[Begin Listed entries]
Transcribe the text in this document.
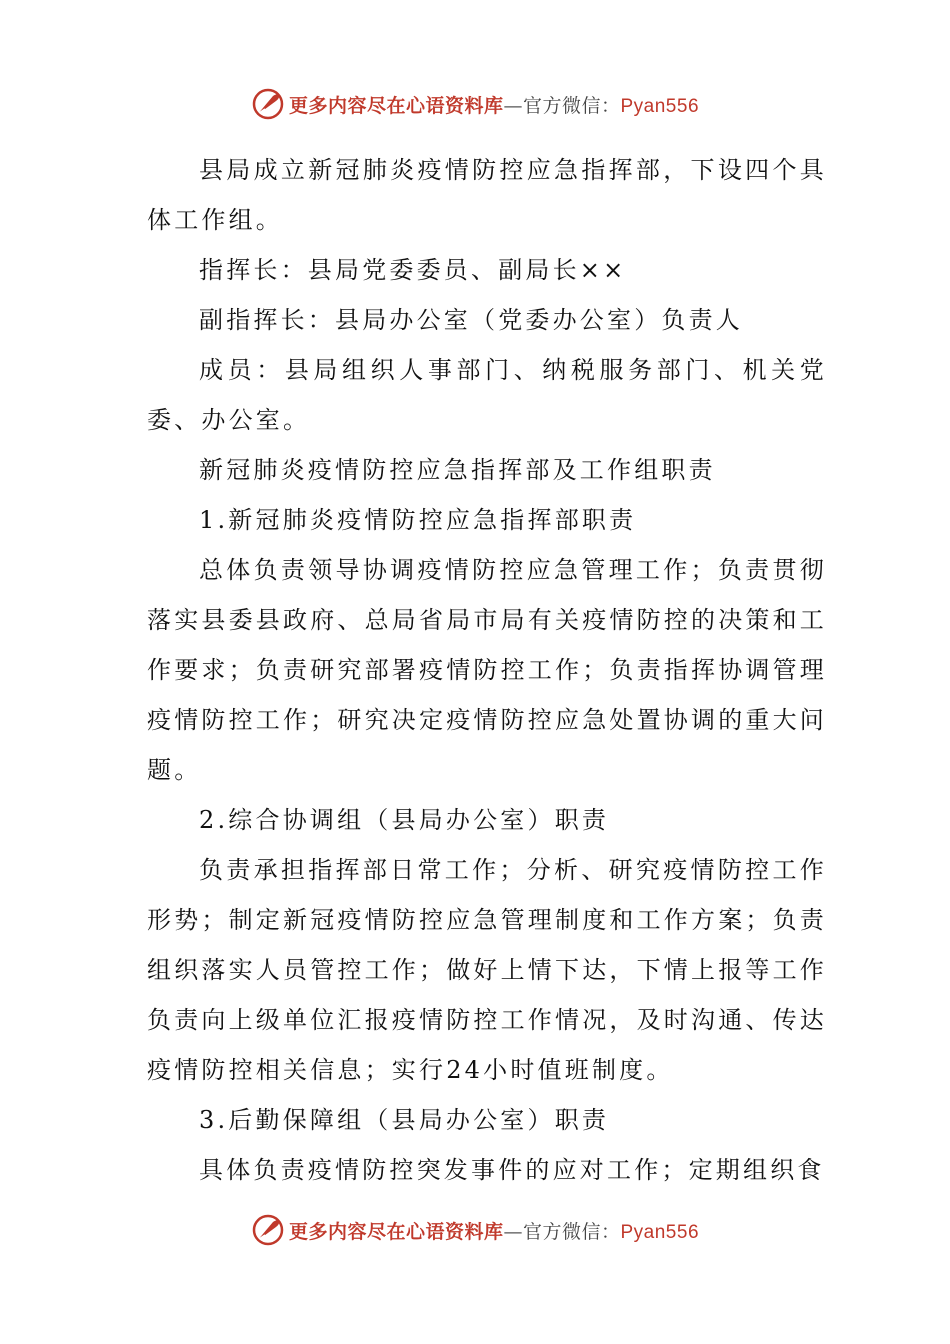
更多内容尽在心语资料库—官方微信：Pyan556

县局成立新冠肺炎疫情防控应急指挥部，下设四个具体工作组。

指挥长：县局党委委员、副局长××

副指挥长：县局办公室（党委办公室）负责人

成员：县局组织人事部门、纳税服务部门、机关党委、办公室。

新冠肺炎疫情防控应急指挥部及工作组职责

1.新冠肺炎疫情防控应急指挥部职责

总体负责领导协调疫情防控应急管理工作；负责贯彻落实县委县政府、总局省局市局有关疫情防控的决策和工作要求；负责研究部署疫情防控工作；负责指挥协调管理疫情防控工作；研究决定疫情防控应急处置协调的重大问题。

2.综合协调组（县局办公室）职责

负责承担指挥部日常工作；分析、研究疫情防控工作形势；制定新冠疫情防控应急管理制度和工作方案；负责组织落实人员管控工作；做好上情下达，下情上报等工作负责向上级单位汇报疫情防控工作情况，及时沟通、传达疫情防控相关信息；实行24小时值班制度。

3.后勤保障组（县局办公室）职责

具体负责疫情防控突发事件的应对工作；定期组织食

更多内容尽在心语资料库—官方微信：Pyan556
[End Listed entries]
What is needed
From the records given above, reproduce all text exactly and exclude each picture.

The answer
Transcribe the text in this document.
更多内容尽在心语资料库—官方微信：Pyan556

县局成立新冠肺炎疫情防控应急指挥部，下设四个具体工作组。

指挥长：县局党委委员、副局长××

副指挥长：县局办公室（党委办公室）负责人

成员：县局组织人事部门、纳税服务部门、机关党委、办公室。

新冠肺炎疫情防控应急指挥部及工作组职责

1.新冠肺炎疫情防控应急指挥部职责

总体负责领导协调疫情防控应急管理工作；负责贯彻落实县委县政府、总局省局市局有关疫情防控的决策和工作要求；负责研究部署疫情防控工作；负责指挥协调管理疫情防控工作；研究决定疫情防控应急处置协调的重大问题。

2.综合协调组（县局办公室）职责

负责承担指挥部日常工作；分析、研究疫情防控工作形势；制定新冠疫情防控应急管理制度和工作方案；负责组织落实人员管控工作；做好上情下达，下情上报等工作负责向上级单位汇报疫情防控工作情况，及时沟通、传达疫情防控相关信息；实行24小时值班制度。

3.后勤保障组（县局办公室）职责

具体负责疫情防控突发事件的应对工作；定期组织食

更多内容尽在心语资料库—官方微信：Pyan556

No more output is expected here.